What you have to do
Copy the records word for word, starting at the very first line and ending at the line that contains "190, 770, 200]", with that line included.
---------- Provided records ----------
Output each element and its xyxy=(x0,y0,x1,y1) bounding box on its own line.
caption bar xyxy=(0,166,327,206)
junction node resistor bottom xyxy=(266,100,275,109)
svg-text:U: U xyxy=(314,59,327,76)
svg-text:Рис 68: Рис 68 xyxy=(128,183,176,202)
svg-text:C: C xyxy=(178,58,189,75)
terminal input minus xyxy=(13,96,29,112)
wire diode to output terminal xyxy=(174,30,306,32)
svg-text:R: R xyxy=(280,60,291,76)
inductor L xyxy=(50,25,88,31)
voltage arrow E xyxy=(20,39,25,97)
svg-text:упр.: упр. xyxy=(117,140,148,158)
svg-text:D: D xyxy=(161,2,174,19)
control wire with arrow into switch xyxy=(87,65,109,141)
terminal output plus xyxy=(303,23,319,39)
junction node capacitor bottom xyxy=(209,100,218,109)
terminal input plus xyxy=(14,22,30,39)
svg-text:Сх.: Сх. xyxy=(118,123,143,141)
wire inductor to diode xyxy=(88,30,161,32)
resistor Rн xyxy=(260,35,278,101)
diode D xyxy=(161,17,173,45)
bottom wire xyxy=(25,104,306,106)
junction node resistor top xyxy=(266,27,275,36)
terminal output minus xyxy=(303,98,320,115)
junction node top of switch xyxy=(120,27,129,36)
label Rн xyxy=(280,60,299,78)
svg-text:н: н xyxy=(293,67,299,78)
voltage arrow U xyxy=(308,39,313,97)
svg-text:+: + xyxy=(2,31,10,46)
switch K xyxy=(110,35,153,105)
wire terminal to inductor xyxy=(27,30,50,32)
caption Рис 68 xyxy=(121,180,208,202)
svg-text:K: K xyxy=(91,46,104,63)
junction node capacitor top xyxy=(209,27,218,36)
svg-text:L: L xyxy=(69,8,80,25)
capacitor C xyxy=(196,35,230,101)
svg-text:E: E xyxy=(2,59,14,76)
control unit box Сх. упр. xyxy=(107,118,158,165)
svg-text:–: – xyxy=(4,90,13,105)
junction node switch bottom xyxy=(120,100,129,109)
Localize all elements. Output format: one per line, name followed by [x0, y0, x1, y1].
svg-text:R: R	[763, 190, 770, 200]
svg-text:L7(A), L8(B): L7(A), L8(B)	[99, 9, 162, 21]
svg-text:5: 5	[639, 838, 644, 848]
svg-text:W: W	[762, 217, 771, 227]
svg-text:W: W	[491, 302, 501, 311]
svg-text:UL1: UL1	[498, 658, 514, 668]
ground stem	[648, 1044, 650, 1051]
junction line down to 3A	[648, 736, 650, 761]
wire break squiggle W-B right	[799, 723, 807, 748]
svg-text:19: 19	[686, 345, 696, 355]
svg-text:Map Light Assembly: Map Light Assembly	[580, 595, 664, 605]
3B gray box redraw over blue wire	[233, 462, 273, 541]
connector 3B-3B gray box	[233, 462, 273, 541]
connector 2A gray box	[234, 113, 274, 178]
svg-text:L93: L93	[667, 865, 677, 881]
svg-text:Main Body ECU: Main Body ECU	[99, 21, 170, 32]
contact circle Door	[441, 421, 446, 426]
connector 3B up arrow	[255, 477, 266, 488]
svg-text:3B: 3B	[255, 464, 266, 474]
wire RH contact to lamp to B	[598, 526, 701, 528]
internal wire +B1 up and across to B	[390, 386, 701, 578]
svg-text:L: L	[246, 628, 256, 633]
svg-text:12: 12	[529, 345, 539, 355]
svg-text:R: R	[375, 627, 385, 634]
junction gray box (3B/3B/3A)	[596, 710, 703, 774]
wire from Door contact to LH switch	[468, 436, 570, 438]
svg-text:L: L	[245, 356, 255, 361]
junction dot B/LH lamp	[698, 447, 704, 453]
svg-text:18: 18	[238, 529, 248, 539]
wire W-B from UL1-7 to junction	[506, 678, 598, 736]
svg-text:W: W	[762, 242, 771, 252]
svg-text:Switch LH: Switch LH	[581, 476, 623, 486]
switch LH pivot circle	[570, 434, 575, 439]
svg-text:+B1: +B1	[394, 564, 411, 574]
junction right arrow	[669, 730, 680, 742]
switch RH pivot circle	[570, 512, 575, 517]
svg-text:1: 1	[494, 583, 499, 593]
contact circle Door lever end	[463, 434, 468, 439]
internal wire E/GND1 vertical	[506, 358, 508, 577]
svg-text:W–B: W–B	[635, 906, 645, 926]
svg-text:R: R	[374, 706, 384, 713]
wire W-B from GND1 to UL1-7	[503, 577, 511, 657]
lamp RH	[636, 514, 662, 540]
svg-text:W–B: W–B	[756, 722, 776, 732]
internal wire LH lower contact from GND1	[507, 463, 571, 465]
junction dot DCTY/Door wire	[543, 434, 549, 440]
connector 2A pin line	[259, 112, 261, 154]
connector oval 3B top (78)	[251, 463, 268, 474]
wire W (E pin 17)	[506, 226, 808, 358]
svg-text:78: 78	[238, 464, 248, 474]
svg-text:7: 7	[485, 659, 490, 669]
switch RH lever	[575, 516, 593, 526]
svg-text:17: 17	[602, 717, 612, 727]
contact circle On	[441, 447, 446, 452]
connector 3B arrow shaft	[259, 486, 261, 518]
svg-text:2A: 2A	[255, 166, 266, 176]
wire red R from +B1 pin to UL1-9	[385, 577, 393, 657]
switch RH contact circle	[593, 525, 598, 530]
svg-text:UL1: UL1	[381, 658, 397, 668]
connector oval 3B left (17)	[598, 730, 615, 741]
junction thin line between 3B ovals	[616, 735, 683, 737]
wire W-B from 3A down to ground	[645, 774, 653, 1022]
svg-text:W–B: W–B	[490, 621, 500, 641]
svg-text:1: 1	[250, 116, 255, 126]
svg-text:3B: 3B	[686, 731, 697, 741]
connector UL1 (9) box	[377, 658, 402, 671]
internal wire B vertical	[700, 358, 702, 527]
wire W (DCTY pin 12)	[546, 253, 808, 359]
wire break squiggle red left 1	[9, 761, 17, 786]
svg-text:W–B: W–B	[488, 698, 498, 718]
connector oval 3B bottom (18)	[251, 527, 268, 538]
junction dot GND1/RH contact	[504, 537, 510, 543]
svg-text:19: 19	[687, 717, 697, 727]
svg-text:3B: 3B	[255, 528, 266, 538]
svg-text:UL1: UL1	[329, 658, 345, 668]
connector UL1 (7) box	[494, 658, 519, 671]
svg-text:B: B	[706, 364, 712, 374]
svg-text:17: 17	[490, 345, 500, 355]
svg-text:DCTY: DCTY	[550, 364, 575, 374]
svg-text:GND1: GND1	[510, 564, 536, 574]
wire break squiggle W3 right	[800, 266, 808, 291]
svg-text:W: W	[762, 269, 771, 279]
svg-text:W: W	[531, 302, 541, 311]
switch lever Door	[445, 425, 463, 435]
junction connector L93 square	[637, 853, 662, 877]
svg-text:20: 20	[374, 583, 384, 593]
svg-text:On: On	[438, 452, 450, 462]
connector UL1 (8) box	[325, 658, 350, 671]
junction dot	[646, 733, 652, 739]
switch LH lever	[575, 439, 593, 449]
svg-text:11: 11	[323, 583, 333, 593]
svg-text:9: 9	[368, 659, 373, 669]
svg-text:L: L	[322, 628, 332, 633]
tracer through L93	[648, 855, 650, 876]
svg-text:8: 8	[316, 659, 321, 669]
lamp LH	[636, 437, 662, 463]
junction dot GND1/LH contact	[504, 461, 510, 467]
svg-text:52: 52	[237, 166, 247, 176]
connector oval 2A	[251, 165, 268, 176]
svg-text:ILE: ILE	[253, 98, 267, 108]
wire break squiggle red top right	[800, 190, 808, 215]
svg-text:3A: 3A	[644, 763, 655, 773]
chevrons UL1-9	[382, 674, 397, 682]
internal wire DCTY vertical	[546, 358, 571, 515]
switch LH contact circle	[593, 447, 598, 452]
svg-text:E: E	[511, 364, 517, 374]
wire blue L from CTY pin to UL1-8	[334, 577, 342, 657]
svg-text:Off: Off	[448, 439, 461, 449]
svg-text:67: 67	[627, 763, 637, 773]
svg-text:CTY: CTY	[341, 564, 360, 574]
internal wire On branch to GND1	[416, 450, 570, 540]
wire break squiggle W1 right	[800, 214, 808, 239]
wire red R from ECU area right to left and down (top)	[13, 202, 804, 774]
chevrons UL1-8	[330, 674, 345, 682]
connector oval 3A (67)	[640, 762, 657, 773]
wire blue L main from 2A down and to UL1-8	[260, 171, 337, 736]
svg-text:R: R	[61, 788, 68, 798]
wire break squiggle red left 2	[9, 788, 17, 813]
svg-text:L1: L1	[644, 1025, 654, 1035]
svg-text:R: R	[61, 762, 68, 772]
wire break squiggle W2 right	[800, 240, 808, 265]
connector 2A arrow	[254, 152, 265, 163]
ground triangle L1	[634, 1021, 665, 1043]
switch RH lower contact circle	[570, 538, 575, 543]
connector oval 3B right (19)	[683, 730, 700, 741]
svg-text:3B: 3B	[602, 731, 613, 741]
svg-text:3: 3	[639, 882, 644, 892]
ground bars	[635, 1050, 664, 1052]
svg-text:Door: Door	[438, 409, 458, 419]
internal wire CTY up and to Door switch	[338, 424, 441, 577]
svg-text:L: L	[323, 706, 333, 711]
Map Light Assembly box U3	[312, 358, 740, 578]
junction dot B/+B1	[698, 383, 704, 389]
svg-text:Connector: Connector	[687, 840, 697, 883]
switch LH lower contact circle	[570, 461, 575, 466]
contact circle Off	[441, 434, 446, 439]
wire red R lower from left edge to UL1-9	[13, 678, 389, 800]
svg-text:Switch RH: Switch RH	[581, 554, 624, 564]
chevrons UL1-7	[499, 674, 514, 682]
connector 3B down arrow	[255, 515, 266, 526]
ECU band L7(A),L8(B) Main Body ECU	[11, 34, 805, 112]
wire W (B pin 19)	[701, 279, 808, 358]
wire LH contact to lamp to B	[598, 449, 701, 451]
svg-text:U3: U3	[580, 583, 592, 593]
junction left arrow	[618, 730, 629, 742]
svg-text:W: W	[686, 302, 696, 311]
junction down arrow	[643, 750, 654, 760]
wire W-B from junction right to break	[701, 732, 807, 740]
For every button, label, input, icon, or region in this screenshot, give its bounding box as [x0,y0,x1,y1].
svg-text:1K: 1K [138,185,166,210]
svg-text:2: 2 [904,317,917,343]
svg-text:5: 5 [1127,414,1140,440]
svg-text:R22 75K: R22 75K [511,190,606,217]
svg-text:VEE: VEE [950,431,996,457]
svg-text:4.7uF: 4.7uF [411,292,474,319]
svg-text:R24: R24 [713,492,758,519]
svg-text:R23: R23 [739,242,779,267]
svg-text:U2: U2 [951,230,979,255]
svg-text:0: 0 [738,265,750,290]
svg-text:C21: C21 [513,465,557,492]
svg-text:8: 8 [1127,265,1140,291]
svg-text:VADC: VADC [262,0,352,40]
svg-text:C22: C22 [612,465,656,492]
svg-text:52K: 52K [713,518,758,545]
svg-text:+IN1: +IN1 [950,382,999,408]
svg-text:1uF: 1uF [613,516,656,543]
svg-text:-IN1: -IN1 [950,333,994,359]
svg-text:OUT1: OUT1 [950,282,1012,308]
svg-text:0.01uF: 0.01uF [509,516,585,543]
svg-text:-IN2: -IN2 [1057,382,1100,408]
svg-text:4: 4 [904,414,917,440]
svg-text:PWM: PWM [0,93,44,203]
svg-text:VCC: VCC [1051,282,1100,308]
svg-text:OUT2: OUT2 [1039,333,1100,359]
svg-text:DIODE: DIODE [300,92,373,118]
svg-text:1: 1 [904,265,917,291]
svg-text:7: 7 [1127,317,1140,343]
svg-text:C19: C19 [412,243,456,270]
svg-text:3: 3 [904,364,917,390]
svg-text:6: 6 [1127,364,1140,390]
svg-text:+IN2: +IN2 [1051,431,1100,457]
----------
The result
Output each element and its xyxy=(x0,y0,x1,y1) bounding box on its own line.
caption bar xyxy=(0,166,327,206)
junction node resistor bottom xyxy=(266,100,275,109)
svg-text:U: U xyxy=(314,59,327,76)
svg-text:Рис 68: Рис 68 xyxy=(128,183,176,202)
svg-text:C: C xyxy=(178,58,189,75)
terminal input minus xyxy=(13,96,29,112)
wire diode to output terminal xyxy=(174,30,306,32)
svg-text:R: R xyxy=(280,60,291,76)
inductor L xyxy=(50,25,88,31)
voltage arrow E xyxy=(20,39,25,97)
svg-text:упр.: упр. xyxy=(117,140,148,158)
svg-text:D: D xyxy=(161,2,174,19)
control wire with arrow into switch xyxy=(87,65,109,141)
terminal output plus xyxy=(303,23,319,39)
junction node capacitor bottom xyxy=(209,100,218,109)
terminal input plus xyxy=(14,22,30,39)
svg-text:Сх.: Сх. xyxy=(118,123,143,141)
wire inductor to diode xyxy=(88,30,161,32)
resistor Rн xyxy=(260,35,278,101)
diode D xyxy=(161,17,173,45)
bottom wire xyxy=(25,104,306,106)
junction node resistor top xyxy=(266,27,275,36)
terminal output minus xyxy=(303,98,320,115)
junction node top of switch xyxy=(120,27,129,36)
label Rн xyxy=(280,60,299,78)
svg-text:н: н xyxy=(293,67,299,78)
voltage arrow U xyxy=(308,39,313,97)
svg-text:+: + xyxy=(2,31,10,46)
switch K xyxy=(110,35,153,105)
wire terminal to inductor xyxy=(27,30,50,32)
caption Рис 68 xyxy=(121,180,208,202)
svg-text:K: K xyxy=(91,46,104,63)
junction node capacitor top xyxy=(209,27,218,36)
svg-text:L: L xyxy=(69,8,80,25)
capacitor C xyxy=(196,35,230,101)
svg-text:E: E xyxy=(2,59,14,76)
control unit box Сх. упр. xyxy=(107,118,158,165)
svg-text:–: – xyxy=(4,90,13,105)
junction node switch bottom xyxy=(120,100,129,109)
Localize all elements. Output format: one per line, name followed by [x0, y0, x1, y1].
svg-text:R: R	[763, 190, 770, 200]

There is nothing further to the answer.